Your goal — In the lines below, how many hold the word "exiting"? Answer only with the number.

═══ Data section ═══

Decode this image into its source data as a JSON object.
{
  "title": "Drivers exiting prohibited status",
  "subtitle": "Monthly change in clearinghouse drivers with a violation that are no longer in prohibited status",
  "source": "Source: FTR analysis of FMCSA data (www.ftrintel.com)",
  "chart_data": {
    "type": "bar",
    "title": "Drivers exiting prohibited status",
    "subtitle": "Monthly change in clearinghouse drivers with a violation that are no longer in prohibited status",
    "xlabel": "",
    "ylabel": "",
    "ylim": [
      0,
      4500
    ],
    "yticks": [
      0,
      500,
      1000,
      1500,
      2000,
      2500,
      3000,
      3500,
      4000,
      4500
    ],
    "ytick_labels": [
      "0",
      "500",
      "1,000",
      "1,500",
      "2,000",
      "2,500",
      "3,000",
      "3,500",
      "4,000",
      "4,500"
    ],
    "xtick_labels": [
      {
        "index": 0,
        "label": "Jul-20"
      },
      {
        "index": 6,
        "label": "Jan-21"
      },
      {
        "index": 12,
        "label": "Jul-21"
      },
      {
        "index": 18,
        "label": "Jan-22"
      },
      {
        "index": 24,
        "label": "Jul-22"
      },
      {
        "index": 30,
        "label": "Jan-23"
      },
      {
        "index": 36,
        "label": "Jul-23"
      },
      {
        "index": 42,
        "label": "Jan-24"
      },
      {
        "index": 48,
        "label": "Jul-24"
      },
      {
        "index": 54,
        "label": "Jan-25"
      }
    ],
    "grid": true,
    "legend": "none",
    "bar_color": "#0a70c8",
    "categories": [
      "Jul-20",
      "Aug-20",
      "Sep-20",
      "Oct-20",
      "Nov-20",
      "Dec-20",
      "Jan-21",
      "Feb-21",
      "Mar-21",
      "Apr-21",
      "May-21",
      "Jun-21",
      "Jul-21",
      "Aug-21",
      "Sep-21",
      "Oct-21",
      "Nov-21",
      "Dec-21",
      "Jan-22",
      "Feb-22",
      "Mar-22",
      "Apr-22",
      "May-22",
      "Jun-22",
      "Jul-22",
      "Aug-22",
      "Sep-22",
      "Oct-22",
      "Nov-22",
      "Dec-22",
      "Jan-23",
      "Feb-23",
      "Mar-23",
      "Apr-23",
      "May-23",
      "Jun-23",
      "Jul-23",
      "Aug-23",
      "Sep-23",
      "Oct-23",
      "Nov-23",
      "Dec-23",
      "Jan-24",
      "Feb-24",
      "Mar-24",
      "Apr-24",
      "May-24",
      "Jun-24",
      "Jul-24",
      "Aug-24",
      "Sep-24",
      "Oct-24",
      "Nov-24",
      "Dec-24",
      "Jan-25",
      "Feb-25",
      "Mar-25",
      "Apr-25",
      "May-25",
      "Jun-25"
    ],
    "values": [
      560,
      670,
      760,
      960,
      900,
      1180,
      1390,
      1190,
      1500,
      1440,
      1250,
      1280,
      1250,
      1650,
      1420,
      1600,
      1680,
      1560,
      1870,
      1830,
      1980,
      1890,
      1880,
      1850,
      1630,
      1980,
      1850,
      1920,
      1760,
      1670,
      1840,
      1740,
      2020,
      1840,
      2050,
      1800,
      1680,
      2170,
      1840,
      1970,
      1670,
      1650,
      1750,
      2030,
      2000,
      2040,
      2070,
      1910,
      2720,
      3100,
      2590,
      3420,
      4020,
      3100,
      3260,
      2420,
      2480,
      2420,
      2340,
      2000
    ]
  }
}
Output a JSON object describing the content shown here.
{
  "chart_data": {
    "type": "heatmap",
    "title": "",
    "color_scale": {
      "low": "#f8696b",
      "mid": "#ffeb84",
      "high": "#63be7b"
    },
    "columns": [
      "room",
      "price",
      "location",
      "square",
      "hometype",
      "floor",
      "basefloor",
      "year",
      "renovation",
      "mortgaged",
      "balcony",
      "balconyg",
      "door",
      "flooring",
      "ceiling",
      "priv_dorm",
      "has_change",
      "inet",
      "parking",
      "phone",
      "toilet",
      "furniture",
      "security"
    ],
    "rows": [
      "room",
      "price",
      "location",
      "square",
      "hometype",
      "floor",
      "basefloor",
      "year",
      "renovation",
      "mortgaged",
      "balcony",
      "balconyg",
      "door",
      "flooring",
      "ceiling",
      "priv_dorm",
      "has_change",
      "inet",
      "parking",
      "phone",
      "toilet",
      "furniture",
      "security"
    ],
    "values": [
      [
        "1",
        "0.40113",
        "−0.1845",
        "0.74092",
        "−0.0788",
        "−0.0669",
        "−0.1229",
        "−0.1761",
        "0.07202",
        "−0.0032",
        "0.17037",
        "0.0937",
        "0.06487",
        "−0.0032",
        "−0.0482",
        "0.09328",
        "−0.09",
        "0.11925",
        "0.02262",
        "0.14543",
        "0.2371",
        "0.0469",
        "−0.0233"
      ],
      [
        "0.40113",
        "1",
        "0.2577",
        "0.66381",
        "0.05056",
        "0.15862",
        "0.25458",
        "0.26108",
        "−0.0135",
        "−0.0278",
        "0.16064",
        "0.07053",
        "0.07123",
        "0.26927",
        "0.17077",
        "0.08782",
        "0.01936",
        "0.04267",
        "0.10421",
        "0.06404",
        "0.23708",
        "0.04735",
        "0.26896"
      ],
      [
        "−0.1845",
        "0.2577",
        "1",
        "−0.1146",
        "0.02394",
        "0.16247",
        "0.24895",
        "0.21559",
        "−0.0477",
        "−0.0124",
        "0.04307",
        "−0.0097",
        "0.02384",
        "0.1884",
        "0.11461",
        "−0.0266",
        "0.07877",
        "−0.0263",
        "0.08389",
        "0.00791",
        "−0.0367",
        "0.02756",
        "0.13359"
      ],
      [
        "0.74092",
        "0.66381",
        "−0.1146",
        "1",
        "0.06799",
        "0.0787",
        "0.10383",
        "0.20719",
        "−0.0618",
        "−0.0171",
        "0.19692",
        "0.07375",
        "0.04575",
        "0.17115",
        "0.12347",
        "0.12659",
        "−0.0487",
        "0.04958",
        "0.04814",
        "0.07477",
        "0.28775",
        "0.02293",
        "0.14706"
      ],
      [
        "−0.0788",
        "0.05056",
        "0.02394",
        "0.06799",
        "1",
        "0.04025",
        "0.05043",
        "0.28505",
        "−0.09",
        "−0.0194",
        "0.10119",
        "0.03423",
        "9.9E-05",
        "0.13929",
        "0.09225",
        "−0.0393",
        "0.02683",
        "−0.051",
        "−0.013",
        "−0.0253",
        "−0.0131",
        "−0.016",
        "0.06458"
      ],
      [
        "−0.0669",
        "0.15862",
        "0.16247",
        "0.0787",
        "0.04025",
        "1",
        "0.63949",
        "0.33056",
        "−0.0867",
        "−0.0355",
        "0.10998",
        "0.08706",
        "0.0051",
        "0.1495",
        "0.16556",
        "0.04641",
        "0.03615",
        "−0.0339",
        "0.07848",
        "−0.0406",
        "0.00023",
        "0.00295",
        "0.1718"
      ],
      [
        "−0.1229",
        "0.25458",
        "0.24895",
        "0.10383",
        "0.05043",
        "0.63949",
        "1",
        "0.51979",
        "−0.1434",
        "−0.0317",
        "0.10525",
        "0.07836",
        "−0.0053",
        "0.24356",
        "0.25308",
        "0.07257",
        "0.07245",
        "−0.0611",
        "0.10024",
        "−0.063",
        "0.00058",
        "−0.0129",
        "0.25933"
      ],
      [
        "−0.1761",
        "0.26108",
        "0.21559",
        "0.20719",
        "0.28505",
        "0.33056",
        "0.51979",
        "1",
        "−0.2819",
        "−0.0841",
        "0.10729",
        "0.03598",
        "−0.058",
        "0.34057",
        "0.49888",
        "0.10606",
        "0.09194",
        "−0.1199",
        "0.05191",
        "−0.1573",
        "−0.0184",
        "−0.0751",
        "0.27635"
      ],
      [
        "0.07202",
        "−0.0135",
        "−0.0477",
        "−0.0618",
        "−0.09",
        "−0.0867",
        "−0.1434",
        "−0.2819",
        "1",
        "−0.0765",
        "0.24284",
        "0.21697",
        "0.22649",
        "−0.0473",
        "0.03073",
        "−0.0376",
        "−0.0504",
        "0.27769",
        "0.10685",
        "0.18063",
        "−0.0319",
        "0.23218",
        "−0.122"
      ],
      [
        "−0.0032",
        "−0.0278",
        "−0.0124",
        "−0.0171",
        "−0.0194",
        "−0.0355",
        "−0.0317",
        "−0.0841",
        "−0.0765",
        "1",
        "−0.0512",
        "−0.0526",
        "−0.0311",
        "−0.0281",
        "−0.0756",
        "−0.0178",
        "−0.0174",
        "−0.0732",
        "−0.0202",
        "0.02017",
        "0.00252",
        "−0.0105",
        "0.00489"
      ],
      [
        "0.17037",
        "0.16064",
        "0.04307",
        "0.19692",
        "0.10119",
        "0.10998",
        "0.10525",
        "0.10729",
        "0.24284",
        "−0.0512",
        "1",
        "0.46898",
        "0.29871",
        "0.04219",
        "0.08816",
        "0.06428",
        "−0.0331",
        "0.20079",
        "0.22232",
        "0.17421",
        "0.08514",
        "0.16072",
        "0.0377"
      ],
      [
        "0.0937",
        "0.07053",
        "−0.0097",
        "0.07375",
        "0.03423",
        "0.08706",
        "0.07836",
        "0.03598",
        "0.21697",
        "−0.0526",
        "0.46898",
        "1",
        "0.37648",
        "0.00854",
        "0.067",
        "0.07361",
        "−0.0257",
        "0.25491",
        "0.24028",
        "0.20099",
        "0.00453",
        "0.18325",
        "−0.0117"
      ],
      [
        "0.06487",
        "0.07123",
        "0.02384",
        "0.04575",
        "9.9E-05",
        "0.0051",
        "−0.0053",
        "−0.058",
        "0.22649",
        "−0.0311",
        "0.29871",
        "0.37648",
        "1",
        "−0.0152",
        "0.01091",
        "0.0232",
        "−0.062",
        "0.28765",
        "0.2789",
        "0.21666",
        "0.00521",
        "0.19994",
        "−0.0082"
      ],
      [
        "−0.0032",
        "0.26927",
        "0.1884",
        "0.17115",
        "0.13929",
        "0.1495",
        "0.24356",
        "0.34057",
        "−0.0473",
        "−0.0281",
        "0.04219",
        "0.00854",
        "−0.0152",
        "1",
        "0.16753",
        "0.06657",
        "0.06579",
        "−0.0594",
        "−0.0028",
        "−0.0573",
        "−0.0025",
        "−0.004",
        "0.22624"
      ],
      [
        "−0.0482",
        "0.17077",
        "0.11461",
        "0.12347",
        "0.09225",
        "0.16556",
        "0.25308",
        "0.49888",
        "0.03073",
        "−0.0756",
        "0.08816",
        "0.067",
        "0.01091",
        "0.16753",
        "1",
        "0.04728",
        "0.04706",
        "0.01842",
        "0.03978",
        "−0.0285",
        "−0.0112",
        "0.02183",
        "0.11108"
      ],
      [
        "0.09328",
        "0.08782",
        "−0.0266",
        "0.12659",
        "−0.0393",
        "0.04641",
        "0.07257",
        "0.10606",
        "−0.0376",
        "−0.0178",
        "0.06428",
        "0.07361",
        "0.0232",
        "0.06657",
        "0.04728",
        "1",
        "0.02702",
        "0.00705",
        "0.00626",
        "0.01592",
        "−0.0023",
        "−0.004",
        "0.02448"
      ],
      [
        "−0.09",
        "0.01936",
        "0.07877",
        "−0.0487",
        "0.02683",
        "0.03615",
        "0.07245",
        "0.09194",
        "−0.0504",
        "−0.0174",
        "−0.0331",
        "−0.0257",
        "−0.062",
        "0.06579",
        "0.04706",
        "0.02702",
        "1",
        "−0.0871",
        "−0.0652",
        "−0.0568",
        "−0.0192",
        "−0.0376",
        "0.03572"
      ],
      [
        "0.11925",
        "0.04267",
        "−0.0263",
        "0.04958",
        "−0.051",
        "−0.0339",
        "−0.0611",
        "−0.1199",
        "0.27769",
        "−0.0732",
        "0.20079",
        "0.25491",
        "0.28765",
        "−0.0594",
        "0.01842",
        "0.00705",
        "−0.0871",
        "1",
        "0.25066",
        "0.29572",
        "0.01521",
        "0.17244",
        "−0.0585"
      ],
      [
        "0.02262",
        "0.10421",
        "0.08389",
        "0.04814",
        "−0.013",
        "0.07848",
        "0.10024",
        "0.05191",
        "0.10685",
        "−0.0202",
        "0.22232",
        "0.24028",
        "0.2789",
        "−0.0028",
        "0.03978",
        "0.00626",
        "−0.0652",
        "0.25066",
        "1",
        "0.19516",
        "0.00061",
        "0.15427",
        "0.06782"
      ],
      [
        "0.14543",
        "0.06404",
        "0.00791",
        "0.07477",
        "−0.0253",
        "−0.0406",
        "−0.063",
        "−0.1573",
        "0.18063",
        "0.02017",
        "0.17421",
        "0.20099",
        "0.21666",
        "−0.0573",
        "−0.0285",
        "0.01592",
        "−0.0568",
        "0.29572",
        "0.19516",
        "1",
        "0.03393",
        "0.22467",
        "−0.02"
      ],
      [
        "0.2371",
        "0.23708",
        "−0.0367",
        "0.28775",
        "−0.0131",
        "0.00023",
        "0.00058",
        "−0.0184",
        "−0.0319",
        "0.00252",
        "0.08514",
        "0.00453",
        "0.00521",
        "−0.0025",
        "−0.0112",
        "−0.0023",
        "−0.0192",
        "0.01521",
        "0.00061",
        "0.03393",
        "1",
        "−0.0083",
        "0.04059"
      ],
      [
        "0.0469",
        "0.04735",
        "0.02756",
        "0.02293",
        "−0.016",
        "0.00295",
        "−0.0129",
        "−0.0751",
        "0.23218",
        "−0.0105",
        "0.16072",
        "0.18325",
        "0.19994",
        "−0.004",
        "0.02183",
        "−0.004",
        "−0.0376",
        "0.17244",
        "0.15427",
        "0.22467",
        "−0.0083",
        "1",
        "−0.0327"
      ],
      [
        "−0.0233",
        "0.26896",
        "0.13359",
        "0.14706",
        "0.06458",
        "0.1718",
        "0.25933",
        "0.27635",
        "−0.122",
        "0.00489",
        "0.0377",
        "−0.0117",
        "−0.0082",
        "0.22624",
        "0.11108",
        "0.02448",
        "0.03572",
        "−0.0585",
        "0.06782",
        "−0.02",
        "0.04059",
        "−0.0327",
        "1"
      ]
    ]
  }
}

═══

Finished answer — 2